• **Instructions for the task**
Copy out the entries below word for word, starting at their first line and ending with the line that contains "The autonomous system AS3 is at (1284, 357).". Include both of those lines.

##### Entries supplied

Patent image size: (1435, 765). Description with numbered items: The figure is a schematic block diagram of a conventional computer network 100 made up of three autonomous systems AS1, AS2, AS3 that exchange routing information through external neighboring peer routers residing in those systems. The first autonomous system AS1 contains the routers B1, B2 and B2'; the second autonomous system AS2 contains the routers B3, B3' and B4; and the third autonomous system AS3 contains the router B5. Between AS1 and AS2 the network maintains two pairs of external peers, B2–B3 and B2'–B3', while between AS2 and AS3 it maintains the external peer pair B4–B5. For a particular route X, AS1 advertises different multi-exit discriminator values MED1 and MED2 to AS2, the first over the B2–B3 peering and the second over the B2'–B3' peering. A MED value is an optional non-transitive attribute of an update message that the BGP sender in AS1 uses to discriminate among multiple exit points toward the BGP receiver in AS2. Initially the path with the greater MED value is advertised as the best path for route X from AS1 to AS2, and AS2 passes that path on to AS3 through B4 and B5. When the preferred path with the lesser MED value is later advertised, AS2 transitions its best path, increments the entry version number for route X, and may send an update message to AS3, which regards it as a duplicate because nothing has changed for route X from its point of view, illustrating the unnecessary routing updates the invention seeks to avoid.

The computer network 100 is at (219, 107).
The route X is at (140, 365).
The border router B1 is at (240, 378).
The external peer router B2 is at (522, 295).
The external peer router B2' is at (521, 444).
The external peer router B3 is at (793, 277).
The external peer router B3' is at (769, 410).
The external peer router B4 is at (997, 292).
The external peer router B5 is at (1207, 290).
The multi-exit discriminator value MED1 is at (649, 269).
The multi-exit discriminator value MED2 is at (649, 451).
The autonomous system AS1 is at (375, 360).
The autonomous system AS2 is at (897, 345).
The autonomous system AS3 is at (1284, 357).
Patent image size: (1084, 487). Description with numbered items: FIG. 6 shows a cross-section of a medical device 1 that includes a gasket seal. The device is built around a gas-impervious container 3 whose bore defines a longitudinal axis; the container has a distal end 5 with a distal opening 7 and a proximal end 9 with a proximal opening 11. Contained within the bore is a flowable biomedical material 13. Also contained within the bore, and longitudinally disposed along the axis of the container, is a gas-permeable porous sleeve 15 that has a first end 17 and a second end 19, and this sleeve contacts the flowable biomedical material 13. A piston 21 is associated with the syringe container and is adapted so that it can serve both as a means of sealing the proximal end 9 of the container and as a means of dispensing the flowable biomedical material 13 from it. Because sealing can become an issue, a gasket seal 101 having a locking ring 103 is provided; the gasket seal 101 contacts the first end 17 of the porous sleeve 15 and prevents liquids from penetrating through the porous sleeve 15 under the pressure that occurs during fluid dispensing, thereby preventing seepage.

##########

• **Response to this task**
Patent image size: (1435, 765). Description with numbered items: The figure is a schematic block diagram of a conventional computer network 100 made up of three autonomous systems AS1, AS2, AS3 that exchange routing information through external neighboring peer routers residing in those systems. The first autonomous system AS1 contains the routers B1, B2 and B2'; the second autonomous system AS2 contains the routers B3, B3' and B4; and the third autonomous system AS3 contains the router B5. Between AS1 and AS2 the network maintains two pairs of external peers, B2–B3 and B2'–B3', while between AS2 and AS3 it maintains the external peer pair B4–B5. For a particular route X, AS1 advertises different multi-exit discriminator values MED1 and MED2 to AS2, the first over the B2–B3 peering and the second over the B2'–B3' peering. A MED value is an optional non-transitive attribute of an update message that the BGP sender in AS1 uses to discriminate among multiple exit points toward the BGP receiver in AS2. Initially the path with the greater MED value is advertised as the best path for route X from AS1 to AS2, and AS2 passes that path on to AS3 through B4 and B5. When the preferred path with the lesser MED value is later advertised, AS2 transitions its best path, increments the entry version number for route X, and may send an update message to AS3, which regards it as a duplicate because nothing has changed for route X from its point of view, illustrating the unnecessary routing updates the invention seeks to avoid.

The computer network 100 is at (219, 107).
The route X is at (140, 365).
The border router B1 is at (240, 378).
The external peer router B2 is at (522, 295).
The external peer router B2' is at (521, 444).
The external peer router B3 is at (793, 277).
The external peer router B3' is at (769, 410).
The external peer router B4 is at (997, 292).
The external peer router B5 is at (1207, 290).
The multi-exit discriminator value MED1 is at (649, 269).
The multi-exit discriminator value MED2 is at (649, 451).
The autonomous system AS1 is at (375, 360).
The autonomous system AS2 is at (897, 345).
The autonomous system AS3 is at (1284, 357).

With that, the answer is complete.